Saved entries |
══════

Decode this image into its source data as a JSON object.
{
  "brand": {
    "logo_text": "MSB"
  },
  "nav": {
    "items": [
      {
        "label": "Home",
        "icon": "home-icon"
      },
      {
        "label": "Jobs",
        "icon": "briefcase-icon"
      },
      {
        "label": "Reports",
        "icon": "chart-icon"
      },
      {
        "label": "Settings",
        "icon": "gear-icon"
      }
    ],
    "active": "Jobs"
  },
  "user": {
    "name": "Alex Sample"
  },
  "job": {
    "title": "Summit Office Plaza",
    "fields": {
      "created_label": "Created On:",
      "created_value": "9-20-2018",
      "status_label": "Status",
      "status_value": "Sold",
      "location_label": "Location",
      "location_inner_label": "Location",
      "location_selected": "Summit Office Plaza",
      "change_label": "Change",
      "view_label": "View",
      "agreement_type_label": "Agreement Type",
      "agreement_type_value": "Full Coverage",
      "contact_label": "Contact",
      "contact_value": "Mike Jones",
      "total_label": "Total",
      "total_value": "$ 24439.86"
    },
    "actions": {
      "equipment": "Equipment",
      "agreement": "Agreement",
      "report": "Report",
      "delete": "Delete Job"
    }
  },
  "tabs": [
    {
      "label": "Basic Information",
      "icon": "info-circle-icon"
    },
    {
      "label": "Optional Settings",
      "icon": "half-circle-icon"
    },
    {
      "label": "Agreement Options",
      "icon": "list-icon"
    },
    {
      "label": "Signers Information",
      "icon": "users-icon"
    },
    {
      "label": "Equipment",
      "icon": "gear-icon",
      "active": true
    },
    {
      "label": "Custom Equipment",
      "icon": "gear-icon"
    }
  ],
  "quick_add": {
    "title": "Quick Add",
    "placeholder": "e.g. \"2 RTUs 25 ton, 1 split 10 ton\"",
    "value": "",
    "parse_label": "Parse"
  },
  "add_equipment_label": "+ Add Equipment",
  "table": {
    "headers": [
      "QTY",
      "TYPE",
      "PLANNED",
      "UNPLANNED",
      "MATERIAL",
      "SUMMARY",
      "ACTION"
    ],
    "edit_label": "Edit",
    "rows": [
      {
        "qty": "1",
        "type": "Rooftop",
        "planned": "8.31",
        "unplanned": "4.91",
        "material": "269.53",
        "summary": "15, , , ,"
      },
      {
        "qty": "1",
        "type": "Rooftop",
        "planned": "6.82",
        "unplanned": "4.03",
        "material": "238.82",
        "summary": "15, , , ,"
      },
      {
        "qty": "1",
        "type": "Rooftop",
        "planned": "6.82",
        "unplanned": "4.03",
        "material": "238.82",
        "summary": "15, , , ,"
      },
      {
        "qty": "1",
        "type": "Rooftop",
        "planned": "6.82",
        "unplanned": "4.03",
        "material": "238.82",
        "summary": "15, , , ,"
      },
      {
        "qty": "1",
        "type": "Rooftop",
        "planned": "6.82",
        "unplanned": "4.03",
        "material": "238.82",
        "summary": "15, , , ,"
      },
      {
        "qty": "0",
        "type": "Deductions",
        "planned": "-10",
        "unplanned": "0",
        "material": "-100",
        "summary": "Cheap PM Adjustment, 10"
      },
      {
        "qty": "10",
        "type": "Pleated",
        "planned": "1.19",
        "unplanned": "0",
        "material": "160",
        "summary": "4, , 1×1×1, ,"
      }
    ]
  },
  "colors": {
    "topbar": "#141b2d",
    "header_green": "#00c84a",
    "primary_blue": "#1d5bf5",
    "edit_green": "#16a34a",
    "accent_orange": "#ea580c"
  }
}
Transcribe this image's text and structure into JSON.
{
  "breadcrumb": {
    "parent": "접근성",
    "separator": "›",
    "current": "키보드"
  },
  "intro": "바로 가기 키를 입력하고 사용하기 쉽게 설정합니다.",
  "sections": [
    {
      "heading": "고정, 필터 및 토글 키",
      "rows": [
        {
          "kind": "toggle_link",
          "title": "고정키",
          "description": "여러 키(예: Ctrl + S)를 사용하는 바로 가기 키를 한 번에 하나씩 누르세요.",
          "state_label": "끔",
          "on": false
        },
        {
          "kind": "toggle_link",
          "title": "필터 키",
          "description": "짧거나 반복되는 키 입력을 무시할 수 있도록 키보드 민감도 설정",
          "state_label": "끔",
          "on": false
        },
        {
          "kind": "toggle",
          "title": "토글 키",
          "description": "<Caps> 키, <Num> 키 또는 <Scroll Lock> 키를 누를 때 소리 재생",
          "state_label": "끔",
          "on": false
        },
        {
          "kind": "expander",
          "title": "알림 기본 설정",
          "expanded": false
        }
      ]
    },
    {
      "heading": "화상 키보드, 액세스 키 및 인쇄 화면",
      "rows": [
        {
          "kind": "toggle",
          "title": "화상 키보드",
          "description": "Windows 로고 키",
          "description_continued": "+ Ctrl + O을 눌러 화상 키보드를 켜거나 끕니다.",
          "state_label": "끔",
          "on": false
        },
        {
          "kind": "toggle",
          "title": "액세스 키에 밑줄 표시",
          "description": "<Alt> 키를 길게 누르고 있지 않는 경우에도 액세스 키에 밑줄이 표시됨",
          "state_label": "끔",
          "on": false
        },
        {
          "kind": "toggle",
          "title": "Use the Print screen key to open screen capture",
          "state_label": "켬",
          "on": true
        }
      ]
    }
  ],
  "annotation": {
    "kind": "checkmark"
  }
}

══════

Problem to work on | Reproduce each record exactly as it appears.

Response |
Decode this image into its source data as a JSON object.
{
  "brand": {
    "logo_text": "MSB"
  },
  "nav": {
    "items": [
      {
        "label": "Home",
        "icon": "home-icon"
      },
      {
        "label": "Jobs",
        "icon": "briefcase-icon"
      },
      {
        "label": "Reports",
        "icon": "chart-icon"
      },
      {
        "label": "Settings",
        "icon": "gear-icon"
      }
    ],
    "active": "Jobs"
  },
  "user": {
    "name": "Alex Sample"
  },
  "job": {
    "title": "Summit Office Plaza",
    "fields": {
      "created_label": "Created On:",
      "created_value": "9-20-2018",
      "status_label": "Status",
      "status_value": "Sold",
      "location_label": "Location",
      "location_inner_label": "Location",
      "location_selected": "Summit Office Plaza",
      "change_label": "Change",
      "view_label": "View",
      "agreement_type_label": "Agreement Type",
      "agreement_type_value": "Full Coverage",
      "contact_label": "Contact",
      "contact_value": "Mike Jones",
      "total_label": "Total",
      "total_value": "$ 24439.86"
    },
    "actions": {
      "equipment": "Equipment",
      "agreement": "Agreement",
      "report": "Report",
      "delete": "Delete Job"
    }
  },
  "tabs": [
    {
      "label": "Basic Information",
      "icon": "info-circle-icon"
    },
    {
      "label": "Optional Settings",
      "icon": "half-circle-icon"
    },
    {
      "label": "Agreement Options",
      "icon": "list-icon"
    },
    {
      "label": "Signers Information",
      "icon": "users-icon"
    },
    {
      "label": "Equipment",
      "icon": "gear-icon",
      "active": true
    },
    {
      "label": "Custom Equipment",
      "icon": "gear-icon"
    }
  ],
  "quick_add": {
    "title": "Quick Add",
    "placeholder": "e.g. \"2 RTUs 25 ton, 1 split 10 ton\"",
    "value": "",
    "parse_label": "Parse"
  },
  "add_equipment_label": "+ Add Equipment",
  "table": {
    "headers": [
      "QTY",
      "TYPE",
      "PLANNED",
      "UNPLANNED",
      "MATERIAL",
      "SUMMARY",
      "ACTION"
    ],
    "edit_label": "Edit",
    "rows": [
      {
        "qty": "1",
        "type": "Rooftop",
        "planned": "8.31",
        "unplanned": "4.91",
        "material": "269.53",
        "summary": "15, , , ,"
      },
      {
        "qty": "1",
        "type": "Rooftop",
        "planned": "6.82",
        "unplanned": "4.03",
        "material": "238.82",
        "summary": "15, , , ,"
      },
      {
        "qty": "1",
        "type": "Rooftop",
        "planned": "6.82",
        "unplanned": "4.03",
        "material": "238.82",
        "summary": "15, , , ,"
      },
      {
        "qty": "1",
        "type": "Rooftop",
        "planned": "6.82",
        "unplanned": "4.03",
        "material": "238.82",
        "summary": "15, , , ,"
      },
      {
        "qty": "1",
        "type": "Rooftop",
        "planned": "6.82",
        "unplanned": "4.03",
        "material": "238.82",
        "summary": "15, , , ,"
      },
      {
        "qty": "0",
        "type": "Deductions",
        "planned": "-10",
        "unplanned": "0",
        "material": "-100",
        "summary": "Cheap PM Adjustment, 10"
      },
      {
        "qty": "10",
        "type": "Pleated",
        "planned": "1.19",
        "unplanned": "0",
        "material": "160",
        "summary": "4, , 1×1×1, ,"
      }
    ]
  },
  "colors": {
    "topbar": "#141b2d",
    "header_green": "#00c84a",
    "primary_blue": "#1d5bf5",
    "edit_green": "#16a34a",
    "accent_orange": "#ea580c"
  }
}
Transcribe this image's text and structure into JSON.
{
  "breadcrumb": {
    "parent": "접근성",
    "separator": "›",
    "current": "키보드"
  },
  "intro": "바로 가기 키를 입력하고 사용하기 쉽게 설정합니다.",
  "sections": [
    {
      "heading": "고정, 필터 및 토글 키",
      "rows": [
        {
          "kind": "toggle_link",
          "title": "고정키",
          "description": "여러 키(예: Ctrl + S)를 사용하는 바로 가기 키를 한 번에 하나씩 누르세요.",
          "state_label": "끔",
          "on": false
        },
        {
          "kind": "toggle_link",
          "title": "필터 키",
          "description": "짧거나 반복되는 키 입력을 무시할 수 있도록 키보드 민감도 설정",
          "state_label": "끔",
          "on": false
        },
        {
          "kind": "toggle",
          "title": "토글 키",
          "description": "<Caps> 키, <Num> 키 또는 <Scroll Lock> 키를 누를 때 소리 재생",
          "state_label": "끔",
          "on": false
        },
        {
          "kind": "expander",
          "title": "알림 기본 설정",
          "expanded": false
        }
      ]
    },
    {
      "heading": "화상 키보드, 액세스 키 및 인쇄 화면",
      "rows": [
        {
          "kind": "toggle",
          "title": "화상 키보드",
          "description": "Windows 로고 키",
          "description_continued": "+ Ctrl + O을 눌러 화상 키보드를 켜거나 끕니다.",
          "state_label": "끔",
          "on": false
        },
        {
          "kind": "toggle",
          "title": "액세스 키에 밑줄 표시",
          "description": "<Alt> 키를 길게 누르고 있지 않는 경우에도 액세스 키에 밑줄이 표시됨",
          "state_label": "끔",
          "on": false
        },
        {
          "kind": "toggle",
          "title": "Use the Print screen key to open screen capture",
          "state_label": "켬",
          "on": true
        }
      ]
    }
  ],
  "annotation": {
    "kind": "checkmark"
  }
}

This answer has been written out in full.